* **DO THIS**
Look for the word "Виртуальные" in the entries below, then copy every line that has it.
— start —
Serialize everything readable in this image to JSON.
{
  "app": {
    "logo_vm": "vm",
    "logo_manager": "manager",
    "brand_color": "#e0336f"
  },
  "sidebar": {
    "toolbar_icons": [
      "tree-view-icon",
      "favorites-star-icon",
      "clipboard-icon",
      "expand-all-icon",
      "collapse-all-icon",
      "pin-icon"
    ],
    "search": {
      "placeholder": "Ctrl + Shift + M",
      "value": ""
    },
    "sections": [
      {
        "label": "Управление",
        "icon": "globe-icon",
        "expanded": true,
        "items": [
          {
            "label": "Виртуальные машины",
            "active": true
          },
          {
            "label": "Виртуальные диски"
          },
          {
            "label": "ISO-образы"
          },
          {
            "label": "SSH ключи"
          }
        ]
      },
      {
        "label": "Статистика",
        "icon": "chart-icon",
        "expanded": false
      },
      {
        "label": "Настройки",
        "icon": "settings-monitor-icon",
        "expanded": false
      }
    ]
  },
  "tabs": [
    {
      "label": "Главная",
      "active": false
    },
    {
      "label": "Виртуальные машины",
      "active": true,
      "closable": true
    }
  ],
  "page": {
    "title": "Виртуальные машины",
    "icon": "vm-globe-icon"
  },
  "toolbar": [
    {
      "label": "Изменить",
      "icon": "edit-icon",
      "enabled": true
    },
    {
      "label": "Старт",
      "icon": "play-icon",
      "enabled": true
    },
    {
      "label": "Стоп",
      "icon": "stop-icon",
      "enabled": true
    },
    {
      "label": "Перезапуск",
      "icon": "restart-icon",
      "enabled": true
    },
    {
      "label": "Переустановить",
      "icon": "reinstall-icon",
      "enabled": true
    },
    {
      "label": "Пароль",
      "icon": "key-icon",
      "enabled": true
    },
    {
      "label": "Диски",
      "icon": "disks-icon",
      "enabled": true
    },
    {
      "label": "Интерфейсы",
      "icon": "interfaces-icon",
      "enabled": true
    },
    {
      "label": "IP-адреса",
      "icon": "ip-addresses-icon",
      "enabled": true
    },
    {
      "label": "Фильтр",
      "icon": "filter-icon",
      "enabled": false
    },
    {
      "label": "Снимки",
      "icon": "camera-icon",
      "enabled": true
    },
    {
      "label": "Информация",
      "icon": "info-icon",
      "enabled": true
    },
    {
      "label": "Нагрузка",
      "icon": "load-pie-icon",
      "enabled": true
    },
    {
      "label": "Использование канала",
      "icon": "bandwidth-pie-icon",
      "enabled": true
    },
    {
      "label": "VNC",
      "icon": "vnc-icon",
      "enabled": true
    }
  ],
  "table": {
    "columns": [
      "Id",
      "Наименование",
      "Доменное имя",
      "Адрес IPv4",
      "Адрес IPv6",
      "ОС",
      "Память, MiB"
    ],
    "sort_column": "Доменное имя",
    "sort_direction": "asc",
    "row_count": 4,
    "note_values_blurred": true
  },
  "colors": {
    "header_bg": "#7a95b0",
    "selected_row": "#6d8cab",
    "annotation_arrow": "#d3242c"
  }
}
— end —
* **EXERCISE RESPONSE**
            "label": "Виртуальные машины",
            "label": "Виртуальные диски"
      "label": "Виртуальные машины",
    "title": "Виртуальные машины",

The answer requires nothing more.